(Set task): Your task is to repeat all of the data exactly while excluding the pictures.

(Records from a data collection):
^^^^^^^^^^^^^^^^
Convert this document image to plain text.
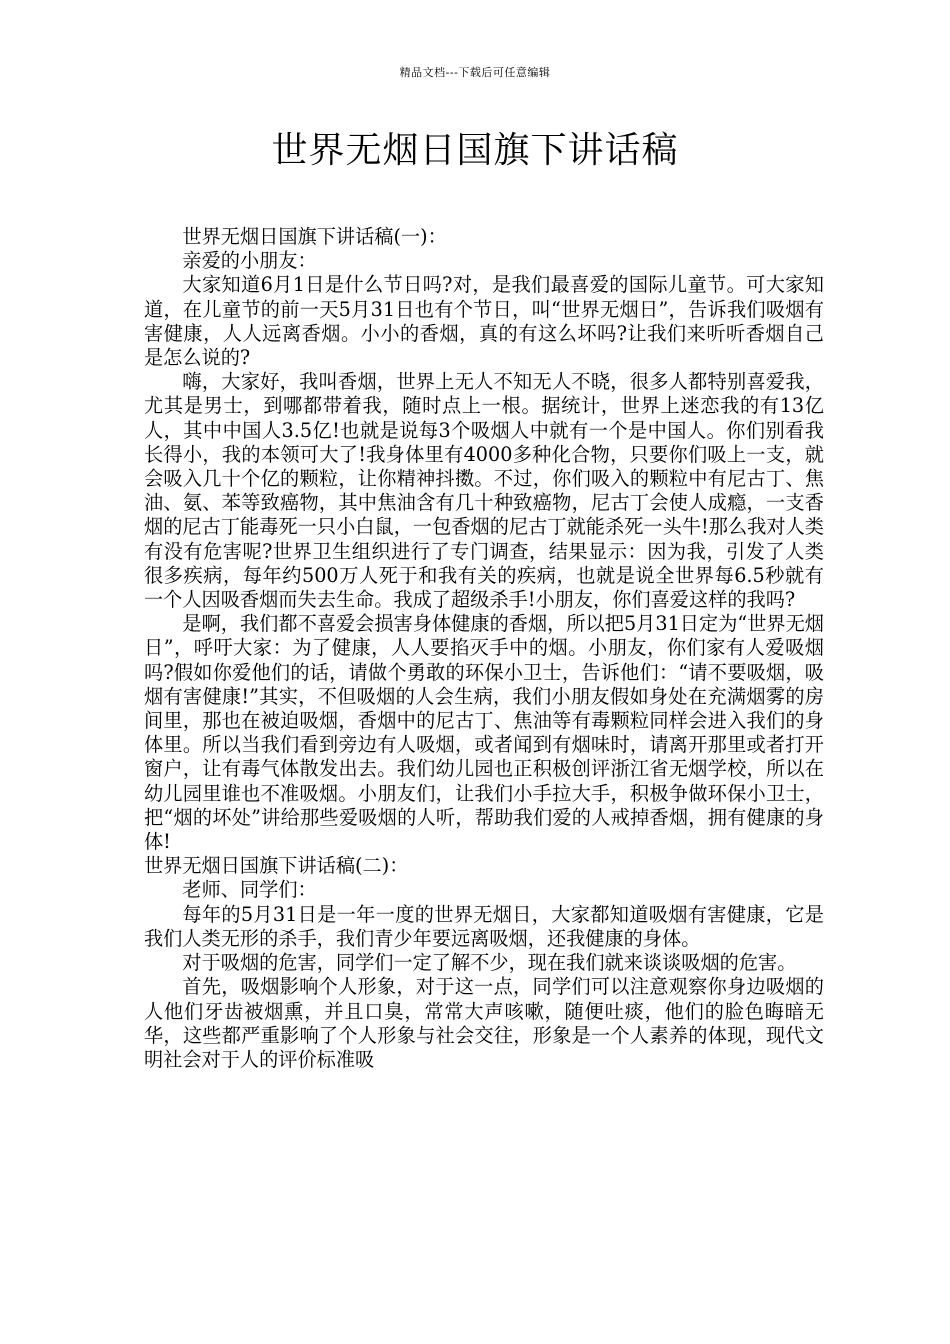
精品文档---下载后可任意编辑
世界无烟日国旗下讲话稿

世界无烟日国旗下讲话稿(一)：

亲爱的小朋友：

大家知道6月1日是什么节日吗?对，是我们最喜爱的国际儿童节。可大家知道，在儿童节的前一天5月31日也有个节日，叫“世界无烟日”，告诉我们吸烟有害健康，人人远离香烟。小小的香烟，真的有这么坏吗?让我们来听听香烟自己是怎么说的?

嗨，大家好，我叫香烟，世界上无人不知无人不晓，很多人都特别喜爱我，尤其是男士，到哪都带着我，随时点上一根。据统计，世界上迷恋我的有13亿人，其中中国人3.5亿!也就是说每3个吸烟人中就有一个是中国人。你们别看我长得小，我的本领可大了!我身体里有4000多种化合物，只要你们吸上一支，就会吸入几十个亿的颗粒，让你精神抖擞。不过，你们吸入的颗粒中有尼古丁、焦油、氨、苯等致癌物，其中焦油含有几十种致癌物，尼古丁会使人成瘾，一支香烟的尼古丁能毒死一只小白鼠，一包香烟的尼古丁就能杀死一头牛!那么我对人类有没有危害呢?世界卫生组织进行了专门调查，结果显示：因为我，引发了人类很多疾病，每年约500万人死于和我有关的疾病，也就是说全世界每6.5秒就有一个人因吸香烟而失去生命。我成了超级杀手!小朋友，你们喜爱这样的我吗?

是啊，我们都不喜爱会损害身体健康的香烟，所以把5月31日定为“世界无烟日”，呼吁大家：为了健康，人人要掐灭手中的烟。小朋友，你们家有人爱吸烟吗?假如你爱他们的话，请做个勇敢的环保小卫士，告诉他们：“请不要吸烟，吸烟有害健康!”其实，不但吸烟的人会生病，我们小朋友假如身处在充满烟雾的房间里，那也在被迫吸烟，香烟中的尼古丁、焦油等有毒颗粒同样会进入我们的身体里。所以当我们看到旁边有人吸烟，或者闻到有烟味时，请离开那里或者打开窗户，让有毒气体散发出去。我们幼儿园也正积极创评浙江省无烟学校，所以在幼儿园里谁也不准吸烟。小朋友们，让我们小手拉大手，积极争做环保小卫士，把“烟的坏处”讲给那些爱吸烟的人听，帮助我们爱的人戒掉香烟，拥有健康的身体!

世界无烟日国旗下讲话稿(二)：

老师、同学们：

每年的5月31日是一年一度的世界无烟日，大家都知道吸烟有害健康，它是我们人类无形的杀手，我们青少年要远离吸烟，还我健康的身体。

对于吸烟的危害，同学们一定了解不少，现在我们就来谈谈吸烟的危害。

首先，吸烟影响个人形象，对于这一点，同学们可以注意观察你身边吸烟的人他们牙齿被烟熏，并且口臭，常常大声咳嗽，随便吐痰，他们的脸色晦暗无华，这些都严重影响了个人形象与社会交往，形象是一个人素养的体现，现代文明社会对于人的评价标准吸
^^^^^^^^^^^^^^^^
(Written solution):
Convert this document image to plain text.
精品文档---下载后可任意编辑
世界无烟日国旗下讲话稿

世界无烟日国旗下讲话稿(一)：

亲爱的小朋友：

大家知道6月1日是什么节日吗?对，是我们最喜爱的国际儿童节。可大家知道，在儿童节的前一天5月31日也有个节日，叫“世界无烟日”，告诉我们吸烟有害健康，人人远离香烟。小小的香烟，真的有这么坏吗?让我们来听听香烟自己是怎么说的?

嗨，大家好，我叫香烟，世界上无人不知无人不晓，很多人都特别喜爱我，尤其是男士，到哪都带着我，随时点上一根。据统计，世界上迷恋我的有13亿人，其中中国人3.5亿!也就是说每3个吸烟人中就有一个是中国人。你们别看我长得小，我的本领可大了!我身体里有4000多种化合物，只要你们吸上一支，就会吸入几十个亿的颗粒，让你精神抖擞。不过，你们吸入的颗粒中有尼古丁、焦油、氨、苯等致癌物，其中焦油含有几十种致癌物，尼古丁会使人成瘾，一支香烟的尼古丁能毒死一只小白鼠，一包香烟的尼古丁就能杀死一头牛!那么我对人类有没有危害呢?世界卫生组织进行了专门调查，结果显示：因为我，引发了人类很多疾病，每年约500万人死于和我有关的疾病，也就是说全世界每6.5秒就有一个人因吸香烟而失去生命。我成了超级杀手!小朋友，你们喜爱这样的我吗?

是啊，我们都不喜爱会损害身体健康的香烟，所以把5月31日定为“世界无烟日”，呼吁大家：为了健康，人人要掐灭手中的烟。小朋友，你们家有人爱吸烟吗?假如你爱他们的话，请做个勇敢的环保小卫士，告诉他们：“请不要吸烟，吸烟有害健康!”其实，不但吸烟的人会生病，我们小朋友假如身处在充满烟雾的房间里，那也在被迫吸烟，香烟中的尼古丁、焦油等有毒颗粒同样会进入我们的身体里。所以当我们看到旁边有人吸烟，或者闻到有烟味时，请离开那里或者打开窗户，让有毒气体散发出去。我们幼儿园也正积极创评浙江省无烟学校，所以在幼儿园里谁也不准吸烟。小朋友们，让我们小手拉大手，积极争做环保小卫士，把“烟的坏处”讲给那些爱吸烟的人听，帮助我们爱的人戒掉香烟，拥有健康的身体!

世界无烟日国旗下讲话稿(二)：

老师、同学们：

每年的5月31日是一年一度的世界无烟日，大家都知道吸烟有害健康，它是我们人类无形的杀手，我们青少年要远离吸烟，还我健康的身体。

对于吸烟的危害，同学们一定了解不少，现在我们就来谈谈吸烟的危害。

首先，吸烟影响个人形象，对于这一点，同学们可以注意观察你身边吸烟的人他们牙齿被烟熏，并且口臭，常常大声咳嗽，随便吐痰，他们的脸色晦暗无华，这些都严重影响了个人形象与社会交往，形象是一个人素养的体现，现代文明社会对于人的评价标准吸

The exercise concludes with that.